── DATASET ENTRIES ──

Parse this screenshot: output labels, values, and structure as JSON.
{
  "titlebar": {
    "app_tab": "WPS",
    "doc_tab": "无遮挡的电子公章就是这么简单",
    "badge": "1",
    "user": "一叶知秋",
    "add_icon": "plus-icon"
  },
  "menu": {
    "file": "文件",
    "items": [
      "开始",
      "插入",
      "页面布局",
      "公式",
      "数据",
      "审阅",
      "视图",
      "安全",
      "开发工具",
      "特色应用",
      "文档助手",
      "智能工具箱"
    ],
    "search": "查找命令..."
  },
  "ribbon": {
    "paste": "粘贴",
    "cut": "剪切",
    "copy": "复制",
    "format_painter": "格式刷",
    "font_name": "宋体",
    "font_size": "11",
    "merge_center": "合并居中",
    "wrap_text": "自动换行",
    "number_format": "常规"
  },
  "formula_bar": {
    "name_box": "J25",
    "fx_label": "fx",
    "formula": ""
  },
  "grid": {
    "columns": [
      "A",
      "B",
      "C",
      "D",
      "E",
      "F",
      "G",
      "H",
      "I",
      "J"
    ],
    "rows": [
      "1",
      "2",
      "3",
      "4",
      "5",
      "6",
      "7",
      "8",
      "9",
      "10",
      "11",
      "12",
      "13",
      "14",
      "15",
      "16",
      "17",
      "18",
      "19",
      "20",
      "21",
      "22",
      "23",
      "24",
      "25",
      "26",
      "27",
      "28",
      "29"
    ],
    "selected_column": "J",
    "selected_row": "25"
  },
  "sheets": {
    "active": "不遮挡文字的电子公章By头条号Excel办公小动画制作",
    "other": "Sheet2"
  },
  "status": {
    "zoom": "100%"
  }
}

───

Reproduce the whole listing word for word.

Parse this screenshot: output labels, values, and structure as JSON.
{
  "titlebar": {
    "app_tab": "WPS",
    "doc_tab": "无遮挡的电子公章就是这么简单",
    "badge": "1",
    "user": "一叶知秋",
    "add_icon": "plus-icon"
  },
  "menu": {
    "file": "文件",
    "items": [
      "开始",
      "插入",
      "页面布局",
      "公式",
      "数据",
      "审阅",
      "视图",
      "安全",
      "开发工具",
      "特色应用",
      "文档助手",
      "智能工具箱"
    ],
    "search": "查找命令..."
  },
  "ribbon": {
    "paste": "粘贴",
    "cut": "剪切",
    "copy": "复制",
    "format_painter": "格式刷",
    "font_name": "宋体",
    "font_size": "11",
    "merge_center": "合并居中",
    "wrap_text": "自动换行",
    "number_format": "常规"
  },
  "formula_bar": {
    "name_box": "J25",
    "fx_label": "fx",
    "formula": ""
  },
  "grid": {
    "columns": [
      "A",
      "B",
      "C",
      "D",
      "E",
      "F",
      "G",
      "H",
      "I",
      "J"
    ],
    "rows": [
      "1",
      "2",
      "3",
      "4",
      "5",
      "6",
      "7",
      "8",
      "9",
      "10",
      "11",
      "12",
      "13",
      "14",
      "15",
      "16",
      "17",
      "18",
      "19",
      "20",
      "21",
      "22",
      "23",
      "24",
      "25",
      "26",
      "27",
      "28",
      "29"
    ],
    "selected_column": "J",
    "selected_row": "25"
  },
  "sheets": {
    "active": "不遮挡文字的电子公章By头条号Excel办公小动画制作",
    "other": "Sheet2"
  },
  "status": {
    "zoom": "100%"
  }
}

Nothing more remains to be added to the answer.